● **Goal of the exercise**: Each line of the records below that holds "name" should be returned.

=== Begin Enclosure ===

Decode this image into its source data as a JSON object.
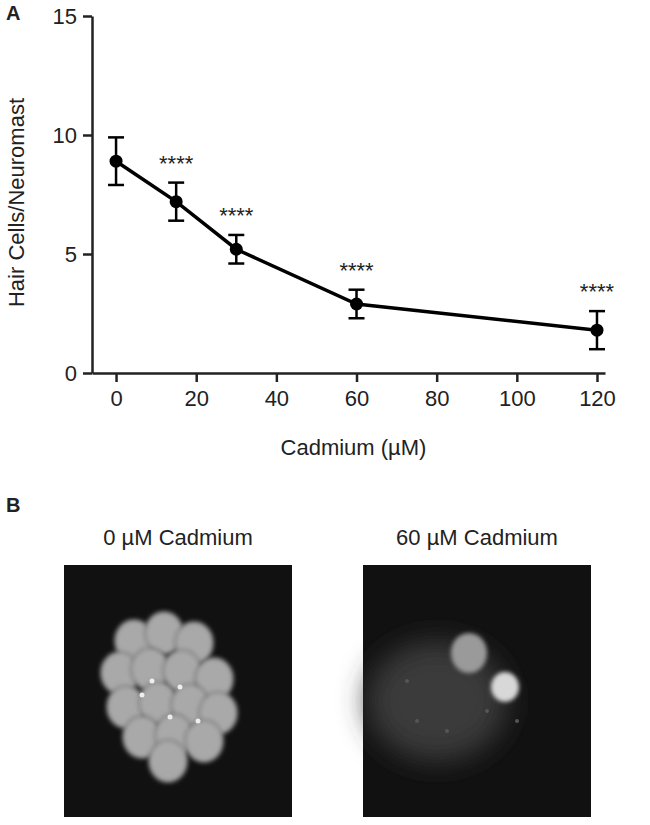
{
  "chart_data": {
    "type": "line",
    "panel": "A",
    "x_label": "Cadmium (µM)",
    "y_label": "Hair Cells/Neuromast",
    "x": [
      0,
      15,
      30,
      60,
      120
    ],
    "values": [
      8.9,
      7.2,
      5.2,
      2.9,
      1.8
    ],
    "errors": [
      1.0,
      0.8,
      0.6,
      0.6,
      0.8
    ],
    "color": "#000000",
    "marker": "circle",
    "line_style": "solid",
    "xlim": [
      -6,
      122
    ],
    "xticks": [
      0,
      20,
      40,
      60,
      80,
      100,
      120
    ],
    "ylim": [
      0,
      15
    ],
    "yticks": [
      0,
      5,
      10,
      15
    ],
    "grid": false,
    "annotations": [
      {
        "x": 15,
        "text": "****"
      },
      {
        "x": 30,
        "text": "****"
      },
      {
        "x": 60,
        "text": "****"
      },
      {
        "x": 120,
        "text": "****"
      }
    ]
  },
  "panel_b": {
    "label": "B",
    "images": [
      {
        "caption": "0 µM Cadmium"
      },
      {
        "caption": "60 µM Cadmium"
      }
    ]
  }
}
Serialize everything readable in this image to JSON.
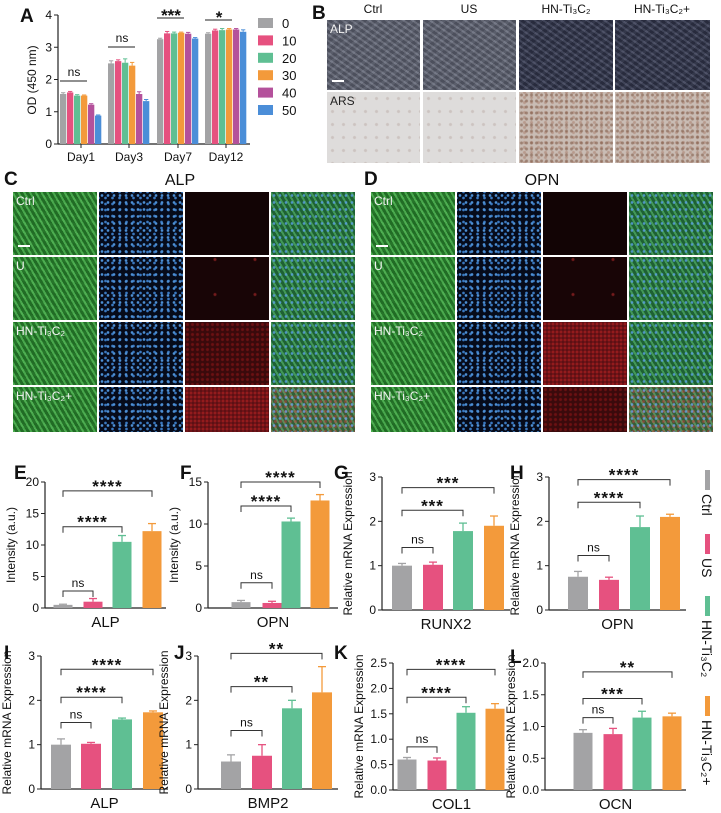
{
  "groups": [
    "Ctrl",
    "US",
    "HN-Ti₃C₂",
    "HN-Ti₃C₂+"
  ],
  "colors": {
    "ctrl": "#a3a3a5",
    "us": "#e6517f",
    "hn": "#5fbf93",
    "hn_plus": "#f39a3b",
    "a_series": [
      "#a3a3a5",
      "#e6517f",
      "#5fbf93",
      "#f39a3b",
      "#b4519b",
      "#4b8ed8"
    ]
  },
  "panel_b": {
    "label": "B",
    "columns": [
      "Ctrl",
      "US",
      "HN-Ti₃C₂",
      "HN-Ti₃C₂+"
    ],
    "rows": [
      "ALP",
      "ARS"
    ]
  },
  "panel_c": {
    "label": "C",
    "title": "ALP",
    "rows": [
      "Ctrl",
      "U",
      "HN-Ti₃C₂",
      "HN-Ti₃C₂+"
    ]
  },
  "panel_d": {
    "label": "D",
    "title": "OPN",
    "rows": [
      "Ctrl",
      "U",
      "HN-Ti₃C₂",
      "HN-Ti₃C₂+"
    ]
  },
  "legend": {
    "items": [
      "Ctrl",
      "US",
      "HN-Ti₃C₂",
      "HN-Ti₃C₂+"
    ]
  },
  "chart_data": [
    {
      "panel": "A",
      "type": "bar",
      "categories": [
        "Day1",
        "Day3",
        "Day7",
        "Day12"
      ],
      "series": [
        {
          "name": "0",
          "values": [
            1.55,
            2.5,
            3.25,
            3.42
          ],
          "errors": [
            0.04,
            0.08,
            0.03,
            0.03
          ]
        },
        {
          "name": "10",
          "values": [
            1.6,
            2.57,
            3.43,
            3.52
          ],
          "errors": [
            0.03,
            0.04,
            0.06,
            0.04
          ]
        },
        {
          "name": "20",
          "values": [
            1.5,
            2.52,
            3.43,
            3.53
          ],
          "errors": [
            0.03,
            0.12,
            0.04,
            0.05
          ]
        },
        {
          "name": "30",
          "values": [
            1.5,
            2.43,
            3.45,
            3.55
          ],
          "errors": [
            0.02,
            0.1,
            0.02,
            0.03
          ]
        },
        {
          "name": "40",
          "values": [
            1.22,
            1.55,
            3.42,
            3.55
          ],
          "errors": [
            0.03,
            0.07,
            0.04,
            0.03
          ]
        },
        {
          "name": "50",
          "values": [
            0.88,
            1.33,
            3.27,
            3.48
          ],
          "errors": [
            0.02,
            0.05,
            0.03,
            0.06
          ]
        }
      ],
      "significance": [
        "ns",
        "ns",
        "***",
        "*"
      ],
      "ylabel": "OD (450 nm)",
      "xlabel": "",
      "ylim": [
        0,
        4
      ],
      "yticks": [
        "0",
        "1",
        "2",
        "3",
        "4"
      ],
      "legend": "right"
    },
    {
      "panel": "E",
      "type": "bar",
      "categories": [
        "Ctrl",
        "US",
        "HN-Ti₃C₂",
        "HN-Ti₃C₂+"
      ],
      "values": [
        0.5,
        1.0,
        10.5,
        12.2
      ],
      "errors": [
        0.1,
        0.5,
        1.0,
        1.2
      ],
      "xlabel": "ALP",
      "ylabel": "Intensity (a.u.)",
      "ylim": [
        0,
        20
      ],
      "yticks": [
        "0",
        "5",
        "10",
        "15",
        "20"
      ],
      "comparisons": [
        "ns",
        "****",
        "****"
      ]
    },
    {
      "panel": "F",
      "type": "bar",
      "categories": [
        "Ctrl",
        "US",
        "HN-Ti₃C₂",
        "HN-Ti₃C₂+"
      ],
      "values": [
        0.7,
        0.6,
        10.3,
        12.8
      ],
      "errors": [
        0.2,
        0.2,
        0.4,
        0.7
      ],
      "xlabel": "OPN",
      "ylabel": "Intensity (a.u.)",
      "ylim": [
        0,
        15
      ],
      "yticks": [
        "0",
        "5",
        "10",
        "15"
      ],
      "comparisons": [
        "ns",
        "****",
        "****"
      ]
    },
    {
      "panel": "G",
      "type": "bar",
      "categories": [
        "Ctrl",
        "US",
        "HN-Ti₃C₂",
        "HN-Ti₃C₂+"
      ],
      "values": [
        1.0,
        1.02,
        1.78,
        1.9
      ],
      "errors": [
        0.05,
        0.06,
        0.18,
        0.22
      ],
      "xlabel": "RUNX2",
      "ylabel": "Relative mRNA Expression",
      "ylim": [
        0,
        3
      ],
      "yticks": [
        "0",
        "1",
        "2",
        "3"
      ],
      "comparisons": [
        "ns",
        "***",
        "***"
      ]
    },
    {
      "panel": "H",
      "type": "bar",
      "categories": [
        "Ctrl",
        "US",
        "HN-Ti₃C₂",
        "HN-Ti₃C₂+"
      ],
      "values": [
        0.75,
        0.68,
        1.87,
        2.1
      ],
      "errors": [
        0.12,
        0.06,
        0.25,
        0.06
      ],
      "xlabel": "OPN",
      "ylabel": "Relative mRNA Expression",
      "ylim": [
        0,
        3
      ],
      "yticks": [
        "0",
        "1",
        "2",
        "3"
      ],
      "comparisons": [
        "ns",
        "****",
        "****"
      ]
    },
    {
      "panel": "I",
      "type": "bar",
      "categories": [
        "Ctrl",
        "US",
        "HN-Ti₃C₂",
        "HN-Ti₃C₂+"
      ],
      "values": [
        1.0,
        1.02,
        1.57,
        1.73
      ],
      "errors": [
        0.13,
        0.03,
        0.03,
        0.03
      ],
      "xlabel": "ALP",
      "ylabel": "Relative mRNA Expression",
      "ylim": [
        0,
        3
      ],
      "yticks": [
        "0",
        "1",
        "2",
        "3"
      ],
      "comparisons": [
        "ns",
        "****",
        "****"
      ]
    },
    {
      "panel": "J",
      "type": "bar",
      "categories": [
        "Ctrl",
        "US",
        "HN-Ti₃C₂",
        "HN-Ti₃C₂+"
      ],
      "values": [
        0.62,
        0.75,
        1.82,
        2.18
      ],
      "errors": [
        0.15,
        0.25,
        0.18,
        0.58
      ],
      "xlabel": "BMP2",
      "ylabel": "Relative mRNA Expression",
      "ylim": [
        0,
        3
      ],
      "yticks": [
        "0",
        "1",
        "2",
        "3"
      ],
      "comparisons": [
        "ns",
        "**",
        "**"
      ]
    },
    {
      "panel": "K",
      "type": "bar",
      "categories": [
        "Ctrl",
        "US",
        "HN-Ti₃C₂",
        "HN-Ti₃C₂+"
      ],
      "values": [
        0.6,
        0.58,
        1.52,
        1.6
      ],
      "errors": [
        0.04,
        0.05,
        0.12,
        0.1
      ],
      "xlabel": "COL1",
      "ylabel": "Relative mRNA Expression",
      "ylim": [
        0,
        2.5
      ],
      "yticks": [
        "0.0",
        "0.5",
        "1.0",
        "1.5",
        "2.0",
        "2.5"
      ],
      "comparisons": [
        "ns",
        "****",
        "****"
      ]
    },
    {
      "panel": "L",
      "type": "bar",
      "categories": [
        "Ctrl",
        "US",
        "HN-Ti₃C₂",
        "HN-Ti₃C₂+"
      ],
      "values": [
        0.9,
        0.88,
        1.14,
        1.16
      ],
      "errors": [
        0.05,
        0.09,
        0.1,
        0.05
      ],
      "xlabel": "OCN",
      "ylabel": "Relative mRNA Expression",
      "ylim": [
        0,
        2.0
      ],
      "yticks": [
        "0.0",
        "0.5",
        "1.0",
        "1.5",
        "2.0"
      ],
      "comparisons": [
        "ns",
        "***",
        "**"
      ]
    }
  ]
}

=== End Enclosure ===

● **Reply to the exercise**:
          "name": "0",
          "name": "10",
          "name": "20",
          "name": "30",
          "name": "40",
          "name": "50",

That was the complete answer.